Can all of these lines be returned exactly?

Recorded data
::::::::::
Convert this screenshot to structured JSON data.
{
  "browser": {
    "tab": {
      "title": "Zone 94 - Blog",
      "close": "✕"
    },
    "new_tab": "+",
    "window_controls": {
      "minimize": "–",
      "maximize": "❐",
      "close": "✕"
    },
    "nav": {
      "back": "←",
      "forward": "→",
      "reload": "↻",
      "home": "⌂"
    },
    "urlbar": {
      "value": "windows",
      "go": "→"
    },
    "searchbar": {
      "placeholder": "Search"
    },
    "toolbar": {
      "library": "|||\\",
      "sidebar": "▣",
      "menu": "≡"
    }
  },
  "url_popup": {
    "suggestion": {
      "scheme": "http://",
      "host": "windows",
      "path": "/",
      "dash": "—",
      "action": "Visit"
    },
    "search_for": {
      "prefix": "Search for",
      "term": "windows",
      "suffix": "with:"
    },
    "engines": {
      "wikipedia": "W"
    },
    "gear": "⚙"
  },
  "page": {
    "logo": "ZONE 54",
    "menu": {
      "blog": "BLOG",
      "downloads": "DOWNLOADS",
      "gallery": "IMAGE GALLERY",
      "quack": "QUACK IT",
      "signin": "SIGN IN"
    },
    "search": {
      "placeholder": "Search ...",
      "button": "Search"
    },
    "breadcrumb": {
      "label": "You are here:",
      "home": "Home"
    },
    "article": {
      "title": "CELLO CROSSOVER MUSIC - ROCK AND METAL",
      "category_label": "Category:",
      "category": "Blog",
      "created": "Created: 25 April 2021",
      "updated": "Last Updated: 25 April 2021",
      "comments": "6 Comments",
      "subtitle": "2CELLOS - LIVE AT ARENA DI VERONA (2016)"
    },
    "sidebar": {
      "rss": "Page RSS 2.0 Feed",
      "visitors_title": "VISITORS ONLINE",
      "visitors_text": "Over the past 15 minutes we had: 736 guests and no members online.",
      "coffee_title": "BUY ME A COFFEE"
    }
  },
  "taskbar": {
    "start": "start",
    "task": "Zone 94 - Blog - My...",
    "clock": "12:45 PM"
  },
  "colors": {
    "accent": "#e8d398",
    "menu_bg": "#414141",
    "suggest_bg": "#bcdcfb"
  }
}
::::::::::
→ CORRECT RESPONSE:
Convert this screenshot to structured JSON data.
{
  "browser": {
    "tab": {
      "title": "Zone 94 - Blog",
      "close": "✕"
    },
    "new_tab": "+",
    "window_controls": {
      "minimize": "–",
      "maximize": "❐",
      "close": "✕"
    },
    "nav": {
      "back": "←",
      "forward": "→",
      "reload": "↻",
      "home": "⌂"
    },
    "urlbar": {
      "value": "windows",
      "go": "→"
    },
    "searchbar": {
      "placeholder": "Search"
    },
    "toolbar": {
      "library": "|||\\",
      "sidebar": "▣",
      "menu": "≡"
    }
  },
  "url_popup": {
    "suggestion": {
      "scheme": "http://",
      "host": "windows",
      "path": "/",
      "dash": "—",
      "action": "Visit"
    },
    "search_for": {
      "prefix": "Search for",
      "term": "windows",
      "suffix": "with:"
    },
    "engines": {
      "wikipedia": "W"
    },
    "gear": "⚙"
  },
  "page": {
    "logo": "ZONE 54",
    "menu": {
      "blog": "BLOG",
      "downloads": "DOWNLOADS",
      "gallery": "IMAGE GALLERY",
      "quack": "QUACK IT",
      "signin": "SIGN IN"
    },
    "search": {
      "placeholder": "Search ...",
      "button": "Search"
    },
    "breadcrumb": {
      "label": "You are here:",
      "home": "Home"
    },
    "article": {
      "title": "CELLO CROSSOVER MUSIC - ROCK AND METAL",
      "category_label": "Category:",
      "category": "Blog",
      "created": "Created: 25 April 2021",
      "updated": "Last Updated: 25 April 2021",
      "comments": "6 Comments",
      "subtitle": "2CELLOS - LIVE AT ARENA DI VERONA (2016)"
    },
    "sidebar": {
      "rss": "Page RSS 2.0 Feed",
      "visitors_title": "VISITORS ONLINE",
      "visitors_text": "Over the past 15 minutes we had: 736 guests and no members online.",
      "coffee_title": "BUY ME A COFFEE"
    }
  },
  "taskbar": {
    "start": "start",
    "task": "Zone 94 - Blog - My...",
    "clock": "12:45 PM"
  },
  "colors": {
    "accent": "#e8d398",
    "menu_bg": "#414141",
    "suggest_bg": "#bcdcfb"
  }
}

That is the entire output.